→ THE PROBLEM: Please give the listing again in its entirety, exactly as written.

=-=-=

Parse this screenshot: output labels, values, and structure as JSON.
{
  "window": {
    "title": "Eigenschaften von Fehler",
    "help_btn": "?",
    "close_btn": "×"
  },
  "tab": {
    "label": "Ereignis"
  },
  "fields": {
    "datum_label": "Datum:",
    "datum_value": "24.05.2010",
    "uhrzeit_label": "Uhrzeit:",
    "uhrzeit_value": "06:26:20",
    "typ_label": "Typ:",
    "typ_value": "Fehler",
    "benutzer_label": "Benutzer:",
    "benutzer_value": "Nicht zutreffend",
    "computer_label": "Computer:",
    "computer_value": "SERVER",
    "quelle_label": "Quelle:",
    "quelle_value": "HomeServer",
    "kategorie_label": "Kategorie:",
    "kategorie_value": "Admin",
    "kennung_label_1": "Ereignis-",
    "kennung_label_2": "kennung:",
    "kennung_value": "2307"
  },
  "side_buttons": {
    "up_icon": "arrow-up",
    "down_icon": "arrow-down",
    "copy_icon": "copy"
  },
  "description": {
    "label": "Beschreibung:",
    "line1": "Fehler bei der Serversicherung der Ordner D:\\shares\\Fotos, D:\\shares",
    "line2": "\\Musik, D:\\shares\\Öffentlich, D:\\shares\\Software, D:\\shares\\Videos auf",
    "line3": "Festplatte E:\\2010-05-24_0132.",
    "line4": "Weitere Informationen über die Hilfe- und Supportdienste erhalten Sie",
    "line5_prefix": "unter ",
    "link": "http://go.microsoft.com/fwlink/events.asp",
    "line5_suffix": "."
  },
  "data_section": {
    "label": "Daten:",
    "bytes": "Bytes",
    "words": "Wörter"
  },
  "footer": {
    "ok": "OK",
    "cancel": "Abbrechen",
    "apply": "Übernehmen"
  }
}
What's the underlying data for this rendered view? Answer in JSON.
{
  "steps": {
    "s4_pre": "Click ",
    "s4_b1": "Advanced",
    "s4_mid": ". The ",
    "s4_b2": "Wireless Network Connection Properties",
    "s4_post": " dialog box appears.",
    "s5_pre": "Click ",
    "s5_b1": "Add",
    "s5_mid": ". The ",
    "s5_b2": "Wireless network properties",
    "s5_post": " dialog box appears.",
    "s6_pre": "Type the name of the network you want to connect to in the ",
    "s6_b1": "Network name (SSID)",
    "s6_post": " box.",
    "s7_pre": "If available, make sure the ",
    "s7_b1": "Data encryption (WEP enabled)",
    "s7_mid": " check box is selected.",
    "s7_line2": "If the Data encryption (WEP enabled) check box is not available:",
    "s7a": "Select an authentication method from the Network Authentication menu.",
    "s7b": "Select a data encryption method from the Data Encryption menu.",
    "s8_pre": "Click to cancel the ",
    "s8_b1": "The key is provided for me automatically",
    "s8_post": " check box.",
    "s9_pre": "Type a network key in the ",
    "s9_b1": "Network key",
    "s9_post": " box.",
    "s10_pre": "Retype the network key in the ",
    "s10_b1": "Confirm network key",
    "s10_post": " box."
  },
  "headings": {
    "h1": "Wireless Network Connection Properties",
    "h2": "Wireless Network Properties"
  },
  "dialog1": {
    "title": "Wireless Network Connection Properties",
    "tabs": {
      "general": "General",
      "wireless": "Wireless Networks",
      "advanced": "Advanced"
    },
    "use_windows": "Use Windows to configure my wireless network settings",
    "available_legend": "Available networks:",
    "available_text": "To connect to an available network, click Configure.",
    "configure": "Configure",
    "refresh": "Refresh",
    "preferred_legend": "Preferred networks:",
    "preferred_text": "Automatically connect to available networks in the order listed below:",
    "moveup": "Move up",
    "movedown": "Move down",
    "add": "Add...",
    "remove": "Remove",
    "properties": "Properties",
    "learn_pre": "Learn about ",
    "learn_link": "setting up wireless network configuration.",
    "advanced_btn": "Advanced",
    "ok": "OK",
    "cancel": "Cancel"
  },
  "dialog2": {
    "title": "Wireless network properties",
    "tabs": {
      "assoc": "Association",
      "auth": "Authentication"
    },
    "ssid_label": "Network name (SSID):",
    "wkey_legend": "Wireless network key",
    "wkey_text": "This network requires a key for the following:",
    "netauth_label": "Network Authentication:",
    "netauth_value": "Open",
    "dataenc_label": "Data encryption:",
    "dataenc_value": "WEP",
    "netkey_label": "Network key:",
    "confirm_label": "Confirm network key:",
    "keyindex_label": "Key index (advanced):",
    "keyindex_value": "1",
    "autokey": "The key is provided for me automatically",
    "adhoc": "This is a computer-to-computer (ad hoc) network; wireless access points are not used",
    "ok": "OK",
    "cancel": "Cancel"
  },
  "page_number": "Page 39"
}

=-=-=

→ TASK ANSWER:
Parse this screenshot: output labels, values, and structure as JSON.
{
  "window": {
    "title": "Eigenschaften von Fehler",
    "help_btn": "?",
    "close_btn": "×"
  },
  "tab": {
    "label": "Ereignis"
  },
  "fields": {
    "datum_label": "Datum:",
    "datum_value": "24.05.2010",
    "uhrzeit_label": "Uhrzeit:",
    "uhrzeit_value": "06:26:20",
    "typ_label": "Typ:",
    "typ_value": "Fehler",
    "benutzer_label": "Benutzer:",
    "benutzer_value": "Nicht zutreffend",
    "computer_label": "Computer:",
    "computer_value": "SERVER",
    "quelle_label": "Quelle:",
    "quelle_value": "HomeServer",
    "kategorie_label": "Kategorie:",
    "kategorie_value": "Admin",
    "kennung_label_1": "Ereignis-",
    "kennung_label_2": "kennung:",
    "kennung_value": "2307"
  },
  "side_buttons": {
    "up_icon": "arrow-up",
    "down_icon": "arrow-down",
    "copy_icon": "copy"
  },
  "description": {
    "label": "Beschreibung:",
    "line1": "Fehler bei der Serversicherung der Ordner D:\\shares\\Fotos, D:\\shares",
    "line2": "\\Musik, D:\\shares\\Öffentlich, D:\\shares\\Software, D:\\shares\\Videos auf",
    "line3": "Festplatte E:\\2010-05-24_0132.",
    "line4": "Weitere Informationen über die Hilfe- und Supportdienste erhalten Sie",
    "line5_prefix": "unter ",
    "link": "http://go.microsoft.com/fwlink/events.asp",
    "line5_suffix": "."
  },
  "data_section": {
    "label": "Daten:",
    "bytes": "Bytes",
    "words": "Wörter"
  },
  "footer": {
    "ok": "OK",
    "cancel": "Abbrechen",
    "apply": "Übernehmen"
  }
}
What's the underlying data for this rendered view? Answer in JSON.
{
  "steps": {
    "s4_pre": "Click ",
    "s4_b1": "Advanced",
    "s4_mid": ". The ",
    "s4_b2": "Wireless Network Connection Properties",
    "s4_post": " dialog box appears.",
    "s5_pre": "Click ",
    "s5_b1": "Add",
    "s5_mid": ". The ",
    "s5_b2": "Wireless network properties",
    "s5_post": " dialog box appears.",
    "s6_pre": "Type the name of the network you want to connect to in the ",
    "s6_b1": "Network name (SSID)",
    "s6_post": " box.",
    "s7_pre": "If available, make sure the ",
    "s7_b1": "Data encryption (WEP enabled)",
    "s7_mid": " check box is selected.",
    "s7_line2": "If the Data encryption (WEP enabled) check box is not available:",
    "s7a": "Select an authentication method from the Network Authentication menu.",
    "s7b": "Select a data encryption method from the Data Encryption menu.",
    "s8_pre": "Click to cancel the ",
    "s8_b1": "The key is provided for me automatically",
    "s8_post": " check box.",
    "s9_pre": "Type a network key in the ",
    "s9_b1": "Network key",
    "s9_post": " box.",
    "s10_pre": "Retype the network key in the ",
    "s10_b1": "Confirm network key",
    "s10_post": " box."
  },
  "headings": {
    "h1": "Wireless Network Connection Properties",
    "h2": "Wireless Network Properties"
  },
  "dialog1": {
    "title": "Wireless Network Connection Properties",
    "tabs": {
      "general": "General",
      "wireless": "Wireless Networks",
      "advanced": "Advanced"
    },
    "use_windows": "Use Windows to configure my wireless network settings",
    "available_legend": "Available networks:",
    "available_text": "To connect to an available network, click Configure.",
    "configure": "Configure",
    "refresh": "Refresh",
    "preferred_legend": "Preferred networks:",
    "preferred_text": "Automatically connect to available networks in the order listed below:",
    "moveup": "Move up",
    "movedown": "Move down",
    "add": "Add...",
    "remove": "Remove",
    "properties": "Properties",
    "learn_pre": "Learn about ",
    "learn_link": "setting up wireless network configuration.",
    "advanced_btn": "Advanced",
    "ok": "OK",
    "cancel": "Cancel"
  },
  "dialog2": {
    "title": "Wireless network properties",
    "tabs": {
      "assoc": "Association",
      "auth": "Authentication"
    },
    "ssid_label": "Network name (SSID):",
    "wkey_legend": "Wireless network key",
    "wkey_text": "This network requires a key for the following:",
    "netauth_label": "Network Authentication:",
    "netauth_value": "Open",
    "dataenc_label": "Data encryption:",
    "dataenc_value": "WEP",
    "netkey_label": "Network key:",
    "confirm_label": "Confirm network key:",
    "keyindex_label": "Key index (advanced):",
    "keyindex_value": "1",
    "autokey": "The key is provided for me automatically",
    "adhoc": "This is a computer-to-computer (ad hoc) network; wireless access points are not used",
    "ok": "OK",
    "cancel": "Cancel"
  },
  "page_number": "Page 39"
}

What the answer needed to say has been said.